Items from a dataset
* * *

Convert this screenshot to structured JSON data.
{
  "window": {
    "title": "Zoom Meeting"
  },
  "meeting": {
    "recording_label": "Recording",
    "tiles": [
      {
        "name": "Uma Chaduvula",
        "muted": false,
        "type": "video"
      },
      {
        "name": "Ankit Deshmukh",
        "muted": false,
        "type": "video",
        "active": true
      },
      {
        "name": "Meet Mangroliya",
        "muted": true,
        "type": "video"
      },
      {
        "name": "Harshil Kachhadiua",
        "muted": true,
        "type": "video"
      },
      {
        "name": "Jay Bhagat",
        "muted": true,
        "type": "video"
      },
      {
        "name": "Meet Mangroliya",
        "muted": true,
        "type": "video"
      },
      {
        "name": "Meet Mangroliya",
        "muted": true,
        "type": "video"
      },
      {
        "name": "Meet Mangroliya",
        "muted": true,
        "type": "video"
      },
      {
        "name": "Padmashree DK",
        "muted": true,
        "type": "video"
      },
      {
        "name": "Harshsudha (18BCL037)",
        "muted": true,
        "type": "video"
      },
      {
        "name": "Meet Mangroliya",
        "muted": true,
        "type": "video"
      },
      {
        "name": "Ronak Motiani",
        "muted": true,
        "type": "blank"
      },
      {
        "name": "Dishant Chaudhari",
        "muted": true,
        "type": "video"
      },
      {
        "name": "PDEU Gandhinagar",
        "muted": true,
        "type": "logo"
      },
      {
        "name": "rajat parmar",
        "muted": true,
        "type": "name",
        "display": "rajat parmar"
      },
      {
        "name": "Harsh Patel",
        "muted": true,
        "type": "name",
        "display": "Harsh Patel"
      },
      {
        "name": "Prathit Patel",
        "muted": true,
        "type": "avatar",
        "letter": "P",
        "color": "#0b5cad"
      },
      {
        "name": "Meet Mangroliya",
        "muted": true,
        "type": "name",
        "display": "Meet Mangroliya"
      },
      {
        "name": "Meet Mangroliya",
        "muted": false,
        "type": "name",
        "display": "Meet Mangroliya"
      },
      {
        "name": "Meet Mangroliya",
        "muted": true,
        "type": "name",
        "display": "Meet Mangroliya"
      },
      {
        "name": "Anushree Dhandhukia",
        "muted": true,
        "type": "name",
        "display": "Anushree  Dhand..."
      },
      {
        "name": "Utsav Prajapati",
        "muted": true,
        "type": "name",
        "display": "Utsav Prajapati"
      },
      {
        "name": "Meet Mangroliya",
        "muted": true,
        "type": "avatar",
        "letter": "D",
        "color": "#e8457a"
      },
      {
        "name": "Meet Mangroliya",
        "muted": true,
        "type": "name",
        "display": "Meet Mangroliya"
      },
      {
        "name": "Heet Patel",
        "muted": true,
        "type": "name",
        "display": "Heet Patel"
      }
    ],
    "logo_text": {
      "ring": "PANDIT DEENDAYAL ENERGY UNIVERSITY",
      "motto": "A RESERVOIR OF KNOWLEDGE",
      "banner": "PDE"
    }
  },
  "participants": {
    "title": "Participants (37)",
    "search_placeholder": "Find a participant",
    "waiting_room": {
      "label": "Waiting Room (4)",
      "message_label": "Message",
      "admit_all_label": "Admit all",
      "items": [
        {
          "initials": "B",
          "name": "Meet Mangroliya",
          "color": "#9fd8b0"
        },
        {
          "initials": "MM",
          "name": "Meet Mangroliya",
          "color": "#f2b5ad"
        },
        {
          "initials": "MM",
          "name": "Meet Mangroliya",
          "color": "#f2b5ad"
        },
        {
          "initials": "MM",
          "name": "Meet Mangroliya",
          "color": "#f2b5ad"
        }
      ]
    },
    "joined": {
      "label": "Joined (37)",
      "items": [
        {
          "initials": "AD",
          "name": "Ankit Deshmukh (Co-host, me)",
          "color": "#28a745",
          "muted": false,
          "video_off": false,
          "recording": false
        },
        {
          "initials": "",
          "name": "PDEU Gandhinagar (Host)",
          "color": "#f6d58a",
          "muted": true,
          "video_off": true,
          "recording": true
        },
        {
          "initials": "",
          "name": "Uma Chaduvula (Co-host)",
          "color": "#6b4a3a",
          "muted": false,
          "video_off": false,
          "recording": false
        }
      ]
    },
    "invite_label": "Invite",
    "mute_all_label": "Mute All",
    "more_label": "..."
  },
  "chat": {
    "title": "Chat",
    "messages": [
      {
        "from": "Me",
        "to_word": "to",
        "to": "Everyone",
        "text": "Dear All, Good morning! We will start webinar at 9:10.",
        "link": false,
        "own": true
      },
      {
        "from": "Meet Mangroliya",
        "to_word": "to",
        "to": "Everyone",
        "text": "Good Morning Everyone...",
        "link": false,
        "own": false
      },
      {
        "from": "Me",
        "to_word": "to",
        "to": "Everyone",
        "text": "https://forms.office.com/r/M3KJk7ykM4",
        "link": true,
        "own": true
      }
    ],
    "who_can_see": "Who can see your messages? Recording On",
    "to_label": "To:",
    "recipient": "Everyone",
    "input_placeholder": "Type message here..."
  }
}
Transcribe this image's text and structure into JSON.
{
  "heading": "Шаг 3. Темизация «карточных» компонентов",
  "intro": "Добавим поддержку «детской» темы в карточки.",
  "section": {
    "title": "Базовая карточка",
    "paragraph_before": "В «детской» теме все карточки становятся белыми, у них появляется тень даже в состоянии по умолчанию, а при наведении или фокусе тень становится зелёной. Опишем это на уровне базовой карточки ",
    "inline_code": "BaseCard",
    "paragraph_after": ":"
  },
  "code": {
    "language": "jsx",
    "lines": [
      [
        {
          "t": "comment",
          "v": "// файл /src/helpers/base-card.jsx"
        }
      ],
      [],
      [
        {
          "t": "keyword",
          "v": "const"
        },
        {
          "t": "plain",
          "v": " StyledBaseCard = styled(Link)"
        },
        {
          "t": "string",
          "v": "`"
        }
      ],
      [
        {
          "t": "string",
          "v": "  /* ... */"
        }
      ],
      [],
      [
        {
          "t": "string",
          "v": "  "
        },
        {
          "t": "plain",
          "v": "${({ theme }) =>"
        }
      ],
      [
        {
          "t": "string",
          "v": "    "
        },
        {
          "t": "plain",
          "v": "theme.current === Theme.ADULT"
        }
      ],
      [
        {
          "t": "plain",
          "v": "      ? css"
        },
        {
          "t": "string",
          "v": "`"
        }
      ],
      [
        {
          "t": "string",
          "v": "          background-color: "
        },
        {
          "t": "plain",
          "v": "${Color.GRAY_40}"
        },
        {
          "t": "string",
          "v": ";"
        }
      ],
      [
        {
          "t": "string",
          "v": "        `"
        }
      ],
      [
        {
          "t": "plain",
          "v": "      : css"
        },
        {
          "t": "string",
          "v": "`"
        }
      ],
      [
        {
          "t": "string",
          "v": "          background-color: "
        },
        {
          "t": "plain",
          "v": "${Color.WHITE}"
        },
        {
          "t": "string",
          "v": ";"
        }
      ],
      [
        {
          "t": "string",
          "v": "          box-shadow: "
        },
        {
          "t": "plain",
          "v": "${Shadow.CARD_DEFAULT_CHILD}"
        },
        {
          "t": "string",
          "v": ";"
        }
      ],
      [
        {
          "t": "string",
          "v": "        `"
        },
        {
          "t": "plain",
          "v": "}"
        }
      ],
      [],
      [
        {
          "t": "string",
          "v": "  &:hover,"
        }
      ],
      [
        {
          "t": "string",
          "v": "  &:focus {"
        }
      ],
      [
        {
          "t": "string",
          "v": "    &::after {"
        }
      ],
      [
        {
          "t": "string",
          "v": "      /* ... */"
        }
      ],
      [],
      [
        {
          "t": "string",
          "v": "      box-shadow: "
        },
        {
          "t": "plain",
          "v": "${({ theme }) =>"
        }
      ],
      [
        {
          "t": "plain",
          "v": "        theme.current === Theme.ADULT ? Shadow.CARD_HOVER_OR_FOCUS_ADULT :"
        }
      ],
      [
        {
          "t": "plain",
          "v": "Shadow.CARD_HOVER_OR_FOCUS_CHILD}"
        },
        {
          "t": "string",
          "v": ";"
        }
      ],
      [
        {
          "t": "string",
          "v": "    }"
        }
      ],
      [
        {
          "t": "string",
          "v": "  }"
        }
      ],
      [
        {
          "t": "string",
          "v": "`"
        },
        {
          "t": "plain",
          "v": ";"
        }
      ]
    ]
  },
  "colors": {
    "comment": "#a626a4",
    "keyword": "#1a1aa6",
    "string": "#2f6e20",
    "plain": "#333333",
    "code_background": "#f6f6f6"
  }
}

* * *

Report all lines of the data above that include the string "title".

    "title": "Zoom Meeting"
    "title": "Participants (37)",
    "title": "Chat",
    "title": "Базовая карточка",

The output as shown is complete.